>> BEGIN

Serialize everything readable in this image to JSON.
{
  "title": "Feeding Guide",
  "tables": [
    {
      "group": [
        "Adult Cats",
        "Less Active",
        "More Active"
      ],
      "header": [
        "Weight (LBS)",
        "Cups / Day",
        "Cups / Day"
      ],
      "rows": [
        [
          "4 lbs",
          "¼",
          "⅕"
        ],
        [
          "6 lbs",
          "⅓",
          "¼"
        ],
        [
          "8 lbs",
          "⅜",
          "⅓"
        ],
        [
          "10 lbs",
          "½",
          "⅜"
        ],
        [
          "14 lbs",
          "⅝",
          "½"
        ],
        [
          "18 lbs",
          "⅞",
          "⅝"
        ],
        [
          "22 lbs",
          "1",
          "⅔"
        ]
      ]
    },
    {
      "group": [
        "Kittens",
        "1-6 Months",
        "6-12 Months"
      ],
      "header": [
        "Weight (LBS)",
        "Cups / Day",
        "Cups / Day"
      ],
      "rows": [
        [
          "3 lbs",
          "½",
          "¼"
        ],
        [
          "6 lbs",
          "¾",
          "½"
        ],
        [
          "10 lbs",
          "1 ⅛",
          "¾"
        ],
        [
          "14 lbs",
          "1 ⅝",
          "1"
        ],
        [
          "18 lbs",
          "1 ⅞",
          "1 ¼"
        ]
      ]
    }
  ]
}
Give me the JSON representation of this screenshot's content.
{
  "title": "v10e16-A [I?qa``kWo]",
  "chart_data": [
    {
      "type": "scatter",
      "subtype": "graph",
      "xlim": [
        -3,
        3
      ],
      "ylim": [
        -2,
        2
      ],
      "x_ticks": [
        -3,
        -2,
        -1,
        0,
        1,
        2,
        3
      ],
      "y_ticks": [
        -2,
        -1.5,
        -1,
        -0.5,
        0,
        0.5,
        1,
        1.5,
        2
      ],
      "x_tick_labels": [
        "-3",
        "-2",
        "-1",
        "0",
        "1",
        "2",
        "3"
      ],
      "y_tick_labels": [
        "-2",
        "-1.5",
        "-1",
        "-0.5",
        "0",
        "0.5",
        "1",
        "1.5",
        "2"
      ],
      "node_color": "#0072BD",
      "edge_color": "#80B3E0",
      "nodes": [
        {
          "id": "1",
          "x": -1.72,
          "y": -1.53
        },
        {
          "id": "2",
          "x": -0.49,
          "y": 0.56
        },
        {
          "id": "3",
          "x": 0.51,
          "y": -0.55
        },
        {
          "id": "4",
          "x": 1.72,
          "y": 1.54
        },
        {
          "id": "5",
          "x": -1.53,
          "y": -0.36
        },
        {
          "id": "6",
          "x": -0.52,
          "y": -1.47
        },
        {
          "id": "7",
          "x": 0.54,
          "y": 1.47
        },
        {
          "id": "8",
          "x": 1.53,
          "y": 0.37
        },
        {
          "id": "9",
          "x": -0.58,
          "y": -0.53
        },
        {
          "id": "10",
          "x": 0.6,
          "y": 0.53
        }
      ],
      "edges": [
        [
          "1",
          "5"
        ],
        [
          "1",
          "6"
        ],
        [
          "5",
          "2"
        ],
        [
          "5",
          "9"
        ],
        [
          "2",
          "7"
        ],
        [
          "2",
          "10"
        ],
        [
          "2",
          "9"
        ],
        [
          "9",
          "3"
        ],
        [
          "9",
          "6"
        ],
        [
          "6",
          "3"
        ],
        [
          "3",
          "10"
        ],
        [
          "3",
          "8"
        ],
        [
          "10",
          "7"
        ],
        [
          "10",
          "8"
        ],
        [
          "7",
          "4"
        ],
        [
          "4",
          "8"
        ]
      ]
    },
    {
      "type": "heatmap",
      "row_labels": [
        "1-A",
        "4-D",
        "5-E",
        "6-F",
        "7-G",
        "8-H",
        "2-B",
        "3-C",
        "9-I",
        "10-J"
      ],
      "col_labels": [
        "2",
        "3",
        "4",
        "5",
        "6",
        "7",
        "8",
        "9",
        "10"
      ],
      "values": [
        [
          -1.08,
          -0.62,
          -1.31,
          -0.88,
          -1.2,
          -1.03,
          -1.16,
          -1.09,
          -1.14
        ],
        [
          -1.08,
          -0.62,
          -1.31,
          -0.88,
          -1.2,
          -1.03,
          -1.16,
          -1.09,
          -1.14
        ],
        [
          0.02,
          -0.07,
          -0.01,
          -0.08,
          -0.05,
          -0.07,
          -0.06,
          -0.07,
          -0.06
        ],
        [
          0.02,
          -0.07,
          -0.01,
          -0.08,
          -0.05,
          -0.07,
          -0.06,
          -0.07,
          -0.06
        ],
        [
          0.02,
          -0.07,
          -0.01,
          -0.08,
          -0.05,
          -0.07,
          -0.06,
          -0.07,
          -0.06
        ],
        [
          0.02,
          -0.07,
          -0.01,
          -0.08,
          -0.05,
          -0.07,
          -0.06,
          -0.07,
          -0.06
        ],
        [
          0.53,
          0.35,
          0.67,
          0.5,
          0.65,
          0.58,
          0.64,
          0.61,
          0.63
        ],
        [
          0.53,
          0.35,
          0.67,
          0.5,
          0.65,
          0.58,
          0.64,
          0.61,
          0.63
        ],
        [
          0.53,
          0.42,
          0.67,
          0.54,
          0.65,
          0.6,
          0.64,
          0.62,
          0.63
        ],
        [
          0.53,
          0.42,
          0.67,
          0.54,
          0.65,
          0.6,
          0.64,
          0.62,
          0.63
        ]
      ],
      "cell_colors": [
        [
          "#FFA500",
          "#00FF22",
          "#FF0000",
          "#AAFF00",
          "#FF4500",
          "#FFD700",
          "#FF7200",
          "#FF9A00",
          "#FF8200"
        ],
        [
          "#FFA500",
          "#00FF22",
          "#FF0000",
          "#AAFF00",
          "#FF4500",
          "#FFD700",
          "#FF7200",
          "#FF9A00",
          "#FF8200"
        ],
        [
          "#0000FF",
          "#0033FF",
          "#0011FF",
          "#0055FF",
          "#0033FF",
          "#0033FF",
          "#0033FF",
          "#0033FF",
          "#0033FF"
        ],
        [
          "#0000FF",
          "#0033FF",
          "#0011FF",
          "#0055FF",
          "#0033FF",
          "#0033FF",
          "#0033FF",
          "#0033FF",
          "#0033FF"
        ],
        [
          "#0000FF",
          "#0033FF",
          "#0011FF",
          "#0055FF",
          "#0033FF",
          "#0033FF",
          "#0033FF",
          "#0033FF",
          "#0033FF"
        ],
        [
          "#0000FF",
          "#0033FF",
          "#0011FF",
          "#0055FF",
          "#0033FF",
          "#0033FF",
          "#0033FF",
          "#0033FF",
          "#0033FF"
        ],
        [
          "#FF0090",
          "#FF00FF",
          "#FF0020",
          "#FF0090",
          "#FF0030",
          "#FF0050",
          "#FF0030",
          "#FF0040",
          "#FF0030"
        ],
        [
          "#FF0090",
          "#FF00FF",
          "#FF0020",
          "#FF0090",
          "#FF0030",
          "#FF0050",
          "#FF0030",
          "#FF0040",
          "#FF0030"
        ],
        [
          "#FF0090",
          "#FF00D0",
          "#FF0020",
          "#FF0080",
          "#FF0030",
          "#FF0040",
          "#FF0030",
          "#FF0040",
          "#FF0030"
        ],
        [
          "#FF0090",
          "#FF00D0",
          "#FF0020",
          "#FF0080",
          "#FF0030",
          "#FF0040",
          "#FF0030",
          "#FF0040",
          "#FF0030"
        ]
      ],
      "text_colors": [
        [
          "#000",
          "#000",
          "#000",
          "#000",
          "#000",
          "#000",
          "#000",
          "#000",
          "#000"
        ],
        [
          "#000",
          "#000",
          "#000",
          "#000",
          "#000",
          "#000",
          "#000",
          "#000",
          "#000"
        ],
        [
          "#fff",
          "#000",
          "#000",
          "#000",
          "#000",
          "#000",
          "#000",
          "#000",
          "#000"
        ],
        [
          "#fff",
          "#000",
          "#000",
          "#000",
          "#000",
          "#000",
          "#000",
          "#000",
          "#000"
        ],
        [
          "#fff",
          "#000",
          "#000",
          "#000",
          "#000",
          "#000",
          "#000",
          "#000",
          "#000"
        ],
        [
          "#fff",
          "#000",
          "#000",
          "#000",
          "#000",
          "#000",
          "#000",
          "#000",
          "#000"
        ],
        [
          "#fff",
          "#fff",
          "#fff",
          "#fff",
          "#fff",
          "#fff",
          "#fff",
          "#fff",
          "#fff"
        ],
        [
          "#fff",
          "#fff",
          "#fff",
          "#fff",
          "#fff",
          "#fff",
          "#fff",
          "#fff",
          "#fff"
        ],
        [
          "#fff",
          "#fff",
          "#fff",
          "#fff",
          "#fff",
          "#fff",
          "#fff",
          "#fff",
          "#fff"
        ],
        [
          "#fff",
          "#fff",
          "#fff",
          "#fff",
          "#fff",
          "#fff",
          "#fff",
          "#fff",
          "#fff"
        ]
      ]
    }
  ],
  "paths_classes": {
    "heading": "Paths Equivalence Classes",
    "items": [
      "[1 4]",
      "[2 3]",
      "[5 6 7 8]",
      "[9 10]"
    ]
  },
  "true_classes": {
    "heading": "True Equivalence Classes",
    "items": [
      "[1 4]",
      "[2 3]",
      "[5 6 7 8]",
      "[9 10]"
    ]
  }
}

>> END

■ AIM OF THE EXERCISE: Say the number of lines in the records above that include the string "title", and no more.

■ RESULT FOR THIS TASK: 2